Saved data entries
------------
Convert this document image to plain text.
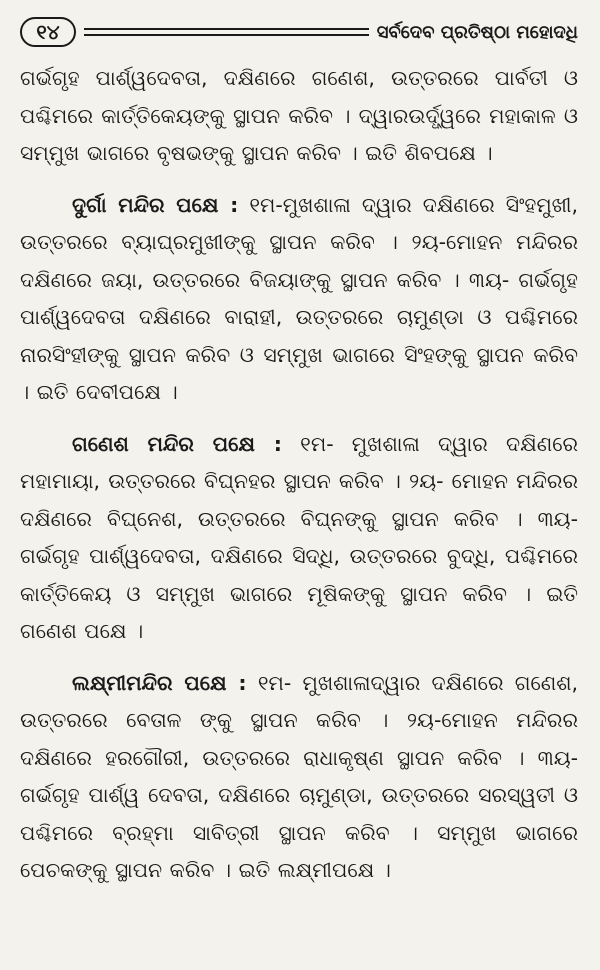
୧୪	ସର୍ବଦେବ ପ୍ରତିଷ୍ଠା ମହୋଦଧି

ଗର୍ଭଗୃହ ପାର୍ଶ୍ୱଦେବତା, ଦକ୍ଷିଣରେ ଗଣେଶ, ଉତ୍ତରରେ ପାର୍ବତୀ ଓ ପଶ୍ଚିମରେ କାର୍ତ୍ତିକେୟଙ୍କୁ ସ୍ଥାପନ କରିବ । ଦ୍ୱାରଉର୍ଦ୍ଧ୍ୱରେ ମହାକାଳ ଓ ସମ୍ମୁଖ ଭାଗରେ ବୃଷଭଙ୍କୁ ସ୍ଥାପନ କରିବ । ଇତି ଶିବପକ୍ଷେ ।

ଦୁର୍ଗା ମନ୍ଦିର ପକ୍ଷେ : ୧ମ-ମୁଖଶାଳା ଦ୍ୱାର ଦକ୍ଷିଣରେ ସିଂହମୁଖୀ, ଉତ୍ତରରେ ବ୍ୟାଘ୍ରମୁଖୀଙ୍କୁ ସ୍ଥାପନ କରିବ । ୨ୟ-ମୋହନ ମନ୍ଦିରର ଦକ୍ଷିଣରେ ଜୟା, ଉତ୍ତରରେ ବିଜୟାଙ୍କୁ ସ୍ଥାପନ କରିବ । ୩ୟ- ଗର୍ଭଗୃହ ପାର୍ଶ୍ୱଦେବତା ଦକ୍ଷିଣରେ ବାରାହୀ, ଉତ୍ତରରେ ଚାମୁଣ୍ଡା ଓ ପଶ୍ଚିମରେ ନାରସିଂହୀଙ୍କୁ ସ୍ଥାପନ କରିବ ଓ ସମ୍ମୁଖ ଭାଗରେ ସିଂହଙ୍କୁ ସ୍ଥାପନ କରିବ । ଇତି ଦେବୀପକ୍ଷେ ।

ଗଣେଶ ମନ୍ଦିର ପକ୍ଷେ : ୧ମ- ମୁଖଶାଳା ଦ୍ୱାର ଦକ୍ଷିଣରେ ମହାମାୟା, ଉତ୍ତରରେ ବିଘ୍ନହର ସ୍ଥାପନ କରିବ । ୨ୟ- ମୋହନ ମନ୍ଦିରର ଦକ୍ଷିଣରେ ବିଘ୍ନେଶ, ଉତ୍ତରରେ ବିଘ୍ନଙ୍କୁ ସ୍ଥାପନ କରିବ । ୩ୟ- ଗର୍ଭଗୃହ ପାର୍ଶ୍ୱଦେବତା, ଦକ୍ଷିଣରେ ସିଦ୍ଧି, ଉତ୍ତରରେ ବୁଦ୍ଧି, ପଶ୍ଚିମରେ କାର୍ତ୍ତିକେୟ ଓ ସମ୍ମୁଖ ଭାଗରେ ମୂଷିକଙ୍କୁ ସ୍ଥାପନ କରିବ । ଇତି ଗଣେଶ ପକ୍ଷେ ।

ଲକ୍ଷ୍ମୀମନ୍ଦିର ପକ୍ଷେ : ୧ମ- ମୁଖଶାଳାଦ୍ୱାର ଦକ୍ଷିଣରେ ଗଣେଶ, ଉତ୍ତରରେ ବେତାଳ ଙ୍କୁ ସ୍ଥାପନ କରିବ । ୨ୟ-ମୋହନ ମନ୍ଦିରର ଦକ୍ଷିଣରେ ହରଗୌରୀ, ଉତ୍ତରରେ ରାଧାକୃଷ୍ଣ ସ୍ଥାପନ କରିବ । ୩ୟ- ଗର୍ଭଗୃହ ପାର୍ଶ୍ୱ ଦେବତା, ଦକ୍ଷିଣରେ ଚାମୁଣ୍ଡା, ଉତ୍ତରରେ ସରସ୍ୱତୀ ଓ ପଶ୍ଚିମରେ ବ୍ରହ୍ମା ସାବିତ୍ରୀ ସ୍ଥାପନ କରିବ । ସମ୍ମୁଖ ଭାଗରେ ପେଚକଙ୍କୁ ସ୍ଥାପନ କରିବ । ଇତି ଲକ୍ଷ୍ମୀପକ୍ଷେ ।
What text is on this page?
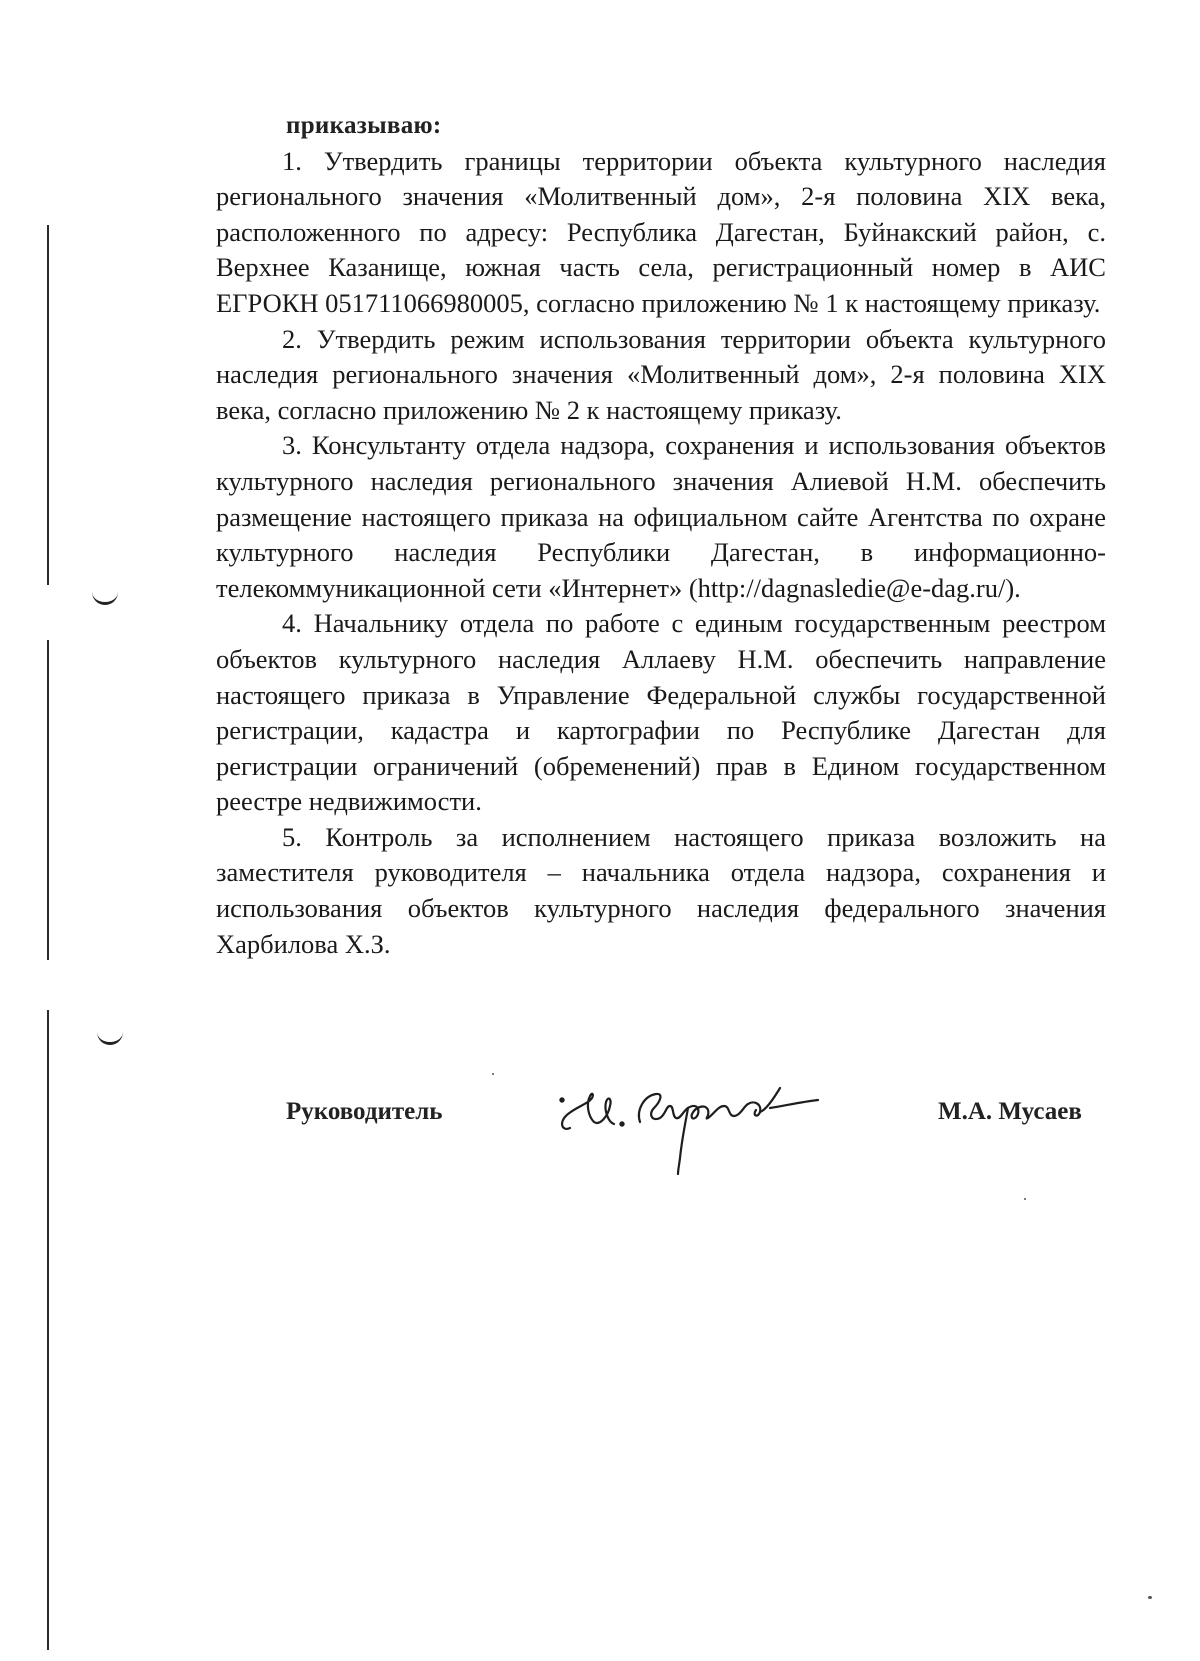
приказываю:

1. Утвердить границы территории объекта культурного наследия регионального значения «Молитвенный дом», 2-я половина XIX века, расположенного по адресу: Республика Дагестан, Буйнакский район, с. Верхнее Казанище, южная часть села, регистрационный номер в АИС ЕГРОКН 051711066980005, согласно приложению № 1 к настоящему приказу.

2. Утвердить режим использования территории объекта культурного наследия регионального значения «Молитвенный дом», 2-я половина XIX века, согласно приложению № 2 к настоящему приказу.

3. Консультанту отдела надзора, сохранения и использования объектов культурного наследия регионального значения Алиевой Н.М. обеспечить размещение настоящего приказа на официальном сайте Агентства по охране культурного наследия Республики Дагестан, в информационно-телекоммуникационной сети «Интернет» (http://dagnasledie@e-dag.ru/).

4. Начальнику отдела по работе с единым государственным реестром объектов культурного наследия Аллаеву Н.М. обеспечить направление настоящего приказа в Управление Федеральной службы государственной регистрации, кадастра и картографии по Республике Дагестан для регистрации ограничений (обременений) прав в Едином государственном реестре недвижимости.

5. Контроль за исполнением настоящего приказа возложить на заместителя руководителя – начальника отдела надзора, сохранения и использования объектов культурного наследия федерального значения Харбилова Х.З.

Руководитель	М.А. Мусаев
------------
## [Work to be completed]
Which lines in the data above contain "регионального"? Show each one.

## [Reply]
1. Утвердить границы территории объекта культурного наследия регионального значения «Молитвенный дом», 2-я половина XIX века, расположенного по адресу: Республика Дагестан, Буйнакский район, с. Верхнее Казанище, южная часть села, регистрационный номер в АИС ЕГРОКН 051711066980005, согласно приложению № 1 к настоящему приказу.
2. Утвердить режим использования территории объекта культурного наследия регионального значения «Молитвенный дом», 2-я половина XIX века, согласно приложению № 2 к настоящему приказу.
3. Консультанту отдела надзора, сохранения и использования объектов культурного наследия регионального значения Алиевой Н.М. обеспечить размещение настоящего приказа на официальном сайте Агентства по охране культурного наследия Республики Дагестан, в информационно-телекоммуникационной сети «Интернет» (http://dagnasledie@e-dag.ru/).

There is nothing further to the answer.